Task » Repeat the material below exactly, with no pictures.
***
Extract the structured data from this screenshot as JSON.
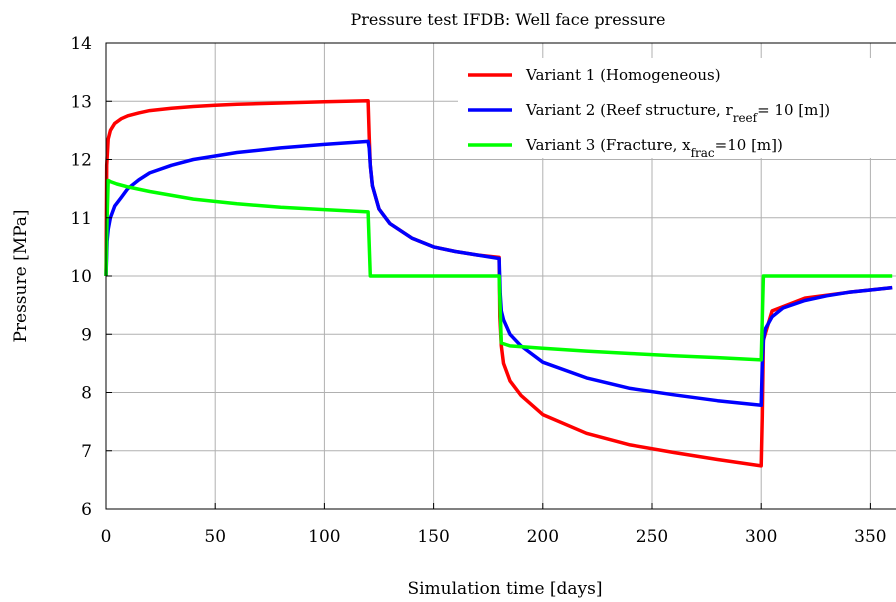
{
  "chart_data": {
    "type": "line",
    "title": "Pressure test IFDB: Well face pressure",
    "xlabel": "Simulation time [days]",
    "ylabel": "Pressure [MPa]",
    "xlim": [
      0,
      360
    ],
    "ylim": [
      6,
      14
    ],
    "xticks": [
      0,
      50,
      100,
      150,
      200,
      250,
      300,
      350
    ],
    "yticks": [
      6,
      7,
      8,
      9,
      10,
      11,
      12,
      13,
      14
    ],
    "grid": true,
    "legend_position": "top-right",
    "legend": [
      {
        "name": "Variant 1 (Homogeneous)",
        "color": "#ff0000"
      },
      {
        "parts": [
          {
            "text": "Variant 2 (Reef structure, r"
          },
          {
            "text": "reef",
            "sub": true
          },
          {
            "text": "= 10 [m])"
          }
        ],
        "color": "#0000ff"
      },
      {
        "parts": [
          {
            "text": "Variant 3 (Fracture, x"
          },
          {
            "text": "frac",
            "sub": true
          },
          {
            "text": "=10 [m])"
          }
        ],
        "color": "#00ff00"
      }
    ],
    "series": [
      {
        "color": "#ff0000",
        "x": [
          0,
          0.3,
          1,
          2,
          4,
          7,
          10,
          15,
          20,
          30,
          40,
          50,
          60,
          80,
          100,
          120,
          120,
          120.5,
          121,
          122,
          125,
          130,
          140,
          150,
          160,
          170,
          180,
          180,
          180.3,
          181,
          182,
          185,
          190,
          200,
          220,
          240,
          260,
          280,
          300,
          300,
          300.5,
          301,
          305,
          320,
          340,
          360
        ],
        "y": [
          10,
          11.9,
          12.35,
          12.5,
          12.62,
          12.7,
          12.75,
          12.8,
          12.84,
          12.88,
          12.91,
          12.93,
          12.95,
          12.97,
          12.99,
          13.01,
          13.01,
          12.4,
          11.9,
          11.55,
          11.15,
          10.9,
          10.65,
          10.5,
          10.42,
          10.36,
          10.32,
          10.32,
          9.3,
          8.8,
          8.5,
          8.2,
          7.95,
          7.62,
          7.3,
          7.1,
          6.97,
          6.85,
          6.74,
          6.74,
          7.6,
          8.9,
          9.4,
          9.62,
          9.72,
          9.8
        ]
      },
      {
        "color": "#0000ff",
        "x": [
          0,
          0.5,
          1,
          2,
          4,
          7,
          10,
          15,
          20,
          30,
          40,
          50,
          60,
          80,
          100,
          120,
          120,
          120.5,
          121,
          122,
          125,
          130,
          140,
          150,
          160,
          170,
          180,
          180,
          180.5,
          181,
          182,
          185,
          190,
          200,
          220,
          240,
          260,
          280,
          300,
          300,
          300.5,
          301,
          302,
          305,
          310,
          320,
          330,
          340,
          350,
          360
        ],
        "y": [
          10,
          10.6,
          10.8,
          11.0,
          11.2,
          11.35,
          11.5,
          11.65,
          11.77,
          11.9,
          12.0,
          12.06,
          12.12,
          12.2,
          12.26,
          12.31,
          12.31,
          12.2,
          11.9,
          11.55,
          11.15,
          10.9,
          10.65,
          10.5,
          10.42,
          10.36,
          10.3,
          10.3,
          9.7,
          9.4,
          9.25,
          9.0,
          8.8,
          8.52,
          8.25,
          8.07,
          7.96,
          7.86,
          7.78,
          7.78,
          8.5,
          8.9,
          9.1,
          9.3,
          9.45,
          9.58,
          9.66,
          9.72,
          9.76,
          9.8
        ]
      },
      {
        "color": "#00ff00",
        "x": [
          0,
          0.5,
          1,
          2,
          5,
          10,
          20,
          40,
          60,
          80,
          100,
          120,
          120,
          121,
          130,
          150,
          170,
          180,
          180,
          181,
          185,
          200,
          220,
          240,
          260,
          280,
          300,
          300,
          301,
          310,
          330,
          350,
          360
        ],
        "y": [
          10,
          11.0,
          11.64,
          11.62,
          11.58,
          11.53,
          11.45,
          11.32,
          11.24,
          11.18,
          11.14,
          11.1,
          11.1,
          10.0,
          10.0,
          10.0,
          10.0,
          10.0,
          10.0,
          8.85,
          8.8,
          8.76,
          8.71,
          8.67,
          8.63,
          8.6,
          8.56,
          8.56,
          10.0,
          10.0,
          10.0,
          10.0,
          10.0
        ]
      }
    ]
  }
}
***
Expected answer »
Extract the structured data from this screenshot as JSON.
{
  "chart_data": {
    "type": "line",
    "title": "Pressure test IFDB: Well face pressure",
    "xlabel": "Simulation time [days]",
    "ylabel": "Pressure [MPa]",
    "xlim": [
      0,
      360
    ],
    "ylim": [
      6,
      14
    ],
    "xticks": [
      0,
      50,
      100,
      150,
      200,
      250,
      300,
      350
    ],
    "yticks": [
      6,
      7,
      8,
      9,
      10,
      11,
      12,
      13,
      14
    ],
    "grid": true,
    "legend_position": "top-right",
    "legend": [
      {
        "name": "Variant 1 (Homogeneous)",
        "color": "#ff0000"
      },
      {
        "parts": [
          {
            "text": "Variant 2 (Reef structure, r"
          },
          {
            "text": "reef",
            "sub": true
          },
          {
            "text": "= 10 [m])"
          }
        ],
        "color": "#0000ff"
      },
      {
        "parts": [
          {
            "text": "Variant 3 (Fracture, x"
          },
          {
            "text": "frac",
            "sub": true
          },
          {
            "text": "=10 [m])"
          }
        ],
        "color": "#00ff00"
      }
    ],
    "series": [
      {
        "color": "#ff0000",
        "x": [
          0,
          0.3,
          1,
          2,
          4,
          7,
          10,
          15,
          20,
          30,
          40,
          50,
          60,
          80,
          100,
          120,
          120,
          120.5,
          121,
          122,
          125,
          130,
          140,
          150,
          160,
          170,
          180,
          180,
          180.3,
          181,
          182,
          185,
          190,
          200,
          220,
          240,
          260,
          280,
          300,
          300,
          300.5,
          301,
          305,
          320,
          340,
          360
        ],
        "y": [
          10,
          11.9,
          12.35,
          12.5,
          12.62,
          12.7,
          12.75,
          12.8,
          12.84,
          12.88,
          12.91,
          12.93,
          12.95,
          12.97,
          12.99,
          13.01,
          13.01,
          12.4,
          11.9,
          11.55,
          11.15,
          10.9,
          10.65,
          10.5,
          10.42,
          10.36,
          10.32,
          10.32,
          9.3,
          8.8,
          8.5,
          8.2,
          7.95,
          7.62,
          7.3,
          7.1,
          6.97,
          6.85,
          6.74,
          6.74,
          7.6,
          8.9,
          9.4,
          9.62,
          9.72,
          9.8
        ]
      },
      {
        "color": "#0000ff",
        "x": [
          0,
          0.5,
          1,
          2,
          4,
          7,
          10,
          15,
          20,
          30,
          40,
          50,
          60,
          80,
          100,
          120,
          120,
          120.5,
          121,
          122,
          125,
          130,
          140,
          150,
          160,
          170,
          180,
          180,
          180.5,
          181,
          182,
          185,
          190,
          200,
          220,
          240,
          260,
          280,
          300,
          300,
          300.5,
          301,
          302,
          305,
          310,
          320,
          330,
          340,
          350,
          360
        ],
        "y": [
          10,
          10.6,
          10.8,
          11.0,
          11.2,
          11.35,
          11.5,
          11.65,
          11.77,
          11.9,
          12.0,
          12.06,
          12.12,
          12.2,
          12.26,
          12.31,
          12.31,
          12.2,
          11.9,
          11.55,
          11.15,
          10.9,
          10.65,
          10.5,
          10.42,
          10.36,
          10.3,
          10.3,
          9.7,
          9.4,
          9.25,
          9.0,
          8.8,
          8.52,
          8.25,
          8.07,
          7.96,
          7.86,
          7.78,
          7.78,
          8.5,
          8.9,
          9.1,
          9.3,
          9.45,
          9.58,
          9.66,
          9.72,
          9.76,
          9.8
        ]
      },
      {
        "color": "#00ff00",
        "x": [
          0,
          0.5,
          1,
          2,
          5,
          10,
          20,
          40,
          60,
          80,
          100,
          120,
          120,
          121,
          130,
          150,
          170,
          180,
          180,
          181,
          185,
          200,
          220,
          240,
          260,
          280,
          300,
          300,
          301,
          310,
          330,
          350,
          360
        ],
        "y": [
          10,
          11.0,
          11.64,
          11.62,
          11.58,
          11.53,
          11.45,
          11.32,
          11.24,
          11.18,
          11.14,
          11.1,
          11.1,
          10.0,
          10.0,
          10.0,
          10.0,
          10.0,
          10.0,
          8.85,
          8.8,
          8.76,
          8.71,
          8.67,
          8.63,
          8.6,
          8.56,
          8.56,
          10.0,
          10.0,
          10.0,
          10.0,
          10.0
        ]
      }
    ]
  }
}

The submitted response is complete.